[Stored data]
····················

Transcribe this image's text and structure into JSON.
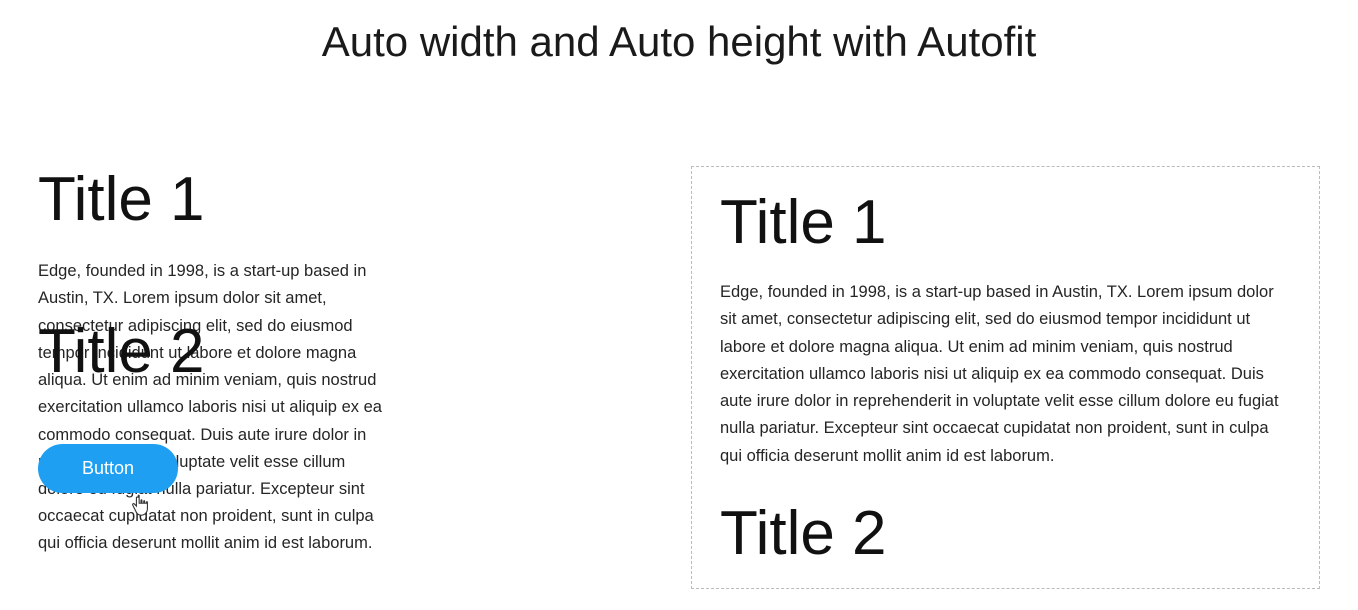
{
  "page": {
    "title": "Auto width and Auto height with Autofit"
  },
  "left": {
    "title1": "Title 1",
    "body": "Edge, founded in 1998, is a start-up based in Austin, TX. Lorem ipsum dolor sit amet, consectetur adipiscing elit, sed do eiusmod tempor incididunt ut labore et dolore magna aliqua. Ut enim ad minim veniam, quis nostrud exercitation ullamco laboris nisi ut aliquip ex ea commodo consequat. Duis aute irure dolor in reprehenderit in voluptate velit esse cillum dolore eu fugiat nulla pariatur. Excepteur sint occaecat cupidatat non proident, sunt in culpa qui officia deserunt mollit anim id est laborum.",
    "title2": "Title 2",
    "button_label": "Button"
  },
  "right": {
    "title1": "Title 1",
    "body": "Edge, founded in 1998, is a start-up based in Austin, TX. Lorem ipsum dolor sit amet, consectetur adipiscing elit, sed do eiusmod tempor incididunt ut labore et dolore magna aliqua. Ut enim ad minim veniam, quis nostrud exercitation ullamco laboris nisi ut aliquip ex ea commodo consequat. Duis aute irure dolor in reprehenderit in voluptate velit esse cillum dolore eu fugiat nulla pariatur. Excepteur sint occaecat cupidatat non proident, sunt in culpa qui officia deserunt mollit anim id est laborum.",
    "title2": "Title 2"
  }
}
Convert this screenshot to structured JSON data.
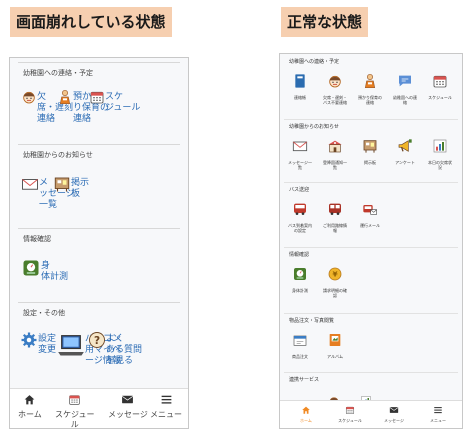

····················

**EXERCISE PROMPT**
Output an exact copy of the material, with the pictures removed.

**FINAL ANSWER**
Transcribe this image's text and structure into JSON.
{
  "page": {
    "title": "Auto width and Auto height with Autofit"
  },
  "left": {
    "title1": "Title 1",
    "body": "Edge, founded in 1998, is a start-up based in Austin, TX. Lorem ipsum dolor sit amet, consectetur adipiscing elit, sed do eiusmod tempor incididunt ut labore et dolore magna aliqua. Ut enim ad minim veniam, quis nostrud exercitation ullamco laboris nisi ut aliquip ex ea commodo consequat. Duis aute irure dolor in reprehenderit in voluptate velit esse cillum dolore eu fugiat nulla pariatur. Excepteur sint occaecat cupidatat non proident, sunt in culpa qui officia deserunt mollit anim id est laborum.",
    "title2": "Title 2",
    "button_label": "Button"
  },
  "right": {
    "title1": "Title 1",
    "body": "Edge, founded in 1998, is a start-up based in Austin, TX. Lorem ipsum dolor sit amet, consectetur adipiscing elit, sed do eiusmod tempor incididunt ut labore et dolore magna aliqua. Ut enim ad minim veniam, quis nostrud exercitation ullamco laboris nisi ut aliquip ex ea commodo consequat. Duis aute irure dolor in reprehenderit in voluptate velit esse cillum dolore eu fugiat nulla pariatur. Excepteur sint occaecat cupidatat non proident, sunt in culpa qui officia deserunt mollit anim id est laborum.",
    "title2": "Title 2"
  }
}
Convert this screenshot to structured JSON data.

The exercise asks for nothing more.